WORK TO COMPLETE: The text below describes bleeding from the middle meningeal artery. List every activity it says a patient may still be able to carry out before any sign of intra-cranial mischief appears.

PROVIDED TEXT:
═══

Fig. 187.—Extra-Dural Clot resulting from hæmorrhage from the Middle Meningeal Artery.
Clinical Features.—The typical characteristics of middle meningeal hæmorrhage are met with only when the bleeding takes place between the dura and the bone. Under these conditions the symptoms of concussion are usually most prominent at first, and those of compression only ensue after a varying interval, during which the patient as a rule regains consciousness. In some cases, indeed, he is able to continue his work, or to walk home or to hospital, before any evidence of intra-cranial mischief manifests itself. This “lucid interval” helps to distinguish the symptoms due to middle meningeal hæmorrhage from those of laceration of the brain substance, as in the latter the symptoms of concussion merge directly into those of compression. Lumbar puncture may aid in the differential diagnosis between extra-and intra-dural hæmorrhage, as blood is present in the fluid withdrawn in the latter, but not in the former.

═══

RAW DATA:
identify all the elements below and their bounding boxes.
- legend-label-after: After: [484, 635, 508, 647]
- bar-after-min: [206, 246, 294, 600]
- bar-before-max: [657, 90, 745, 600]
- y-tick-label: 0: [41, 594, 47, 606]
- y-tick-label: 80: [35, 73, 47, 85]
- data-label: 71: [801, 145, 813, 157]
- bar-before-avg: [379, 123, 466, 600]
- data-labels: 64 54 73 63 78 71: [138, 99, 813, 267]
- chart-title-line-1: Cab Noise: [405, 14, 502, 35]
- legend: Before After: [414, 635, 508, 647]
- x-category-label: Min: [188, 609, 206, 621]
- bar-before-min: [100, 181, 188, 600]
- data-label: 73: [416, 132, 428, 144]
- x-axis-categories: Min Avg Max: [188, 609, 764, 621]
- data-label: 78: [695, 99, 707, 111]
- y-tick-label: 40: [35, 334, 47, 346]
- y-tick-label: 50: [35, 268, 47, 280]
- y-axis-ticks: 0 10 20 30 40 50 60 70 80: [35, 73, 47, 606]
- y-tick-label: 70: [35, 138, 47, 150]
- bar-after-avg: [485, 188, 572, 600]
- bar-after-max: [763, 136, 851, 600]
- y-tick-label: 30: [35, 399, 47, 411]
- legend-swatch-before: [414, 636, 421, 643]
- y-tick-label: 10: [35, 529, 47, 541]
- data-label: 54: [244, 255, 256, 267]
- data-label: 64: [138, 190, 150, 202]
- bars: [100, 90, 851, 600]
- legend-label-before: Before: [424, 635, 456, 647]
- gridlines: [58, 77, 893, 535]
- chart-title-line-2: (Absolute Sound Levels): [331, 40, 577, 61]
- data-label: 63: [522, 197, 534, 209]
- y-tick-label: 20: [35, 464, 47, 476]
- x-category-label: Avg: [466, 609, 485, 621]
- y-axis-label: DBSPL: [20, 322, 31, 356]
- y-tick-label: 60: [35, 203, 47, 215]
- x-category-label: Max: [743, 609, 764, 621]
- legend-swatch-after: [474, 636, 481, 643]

═══

WRITTEN RESPONSE:
- Continue his work
- Walk home
- Walk to hospital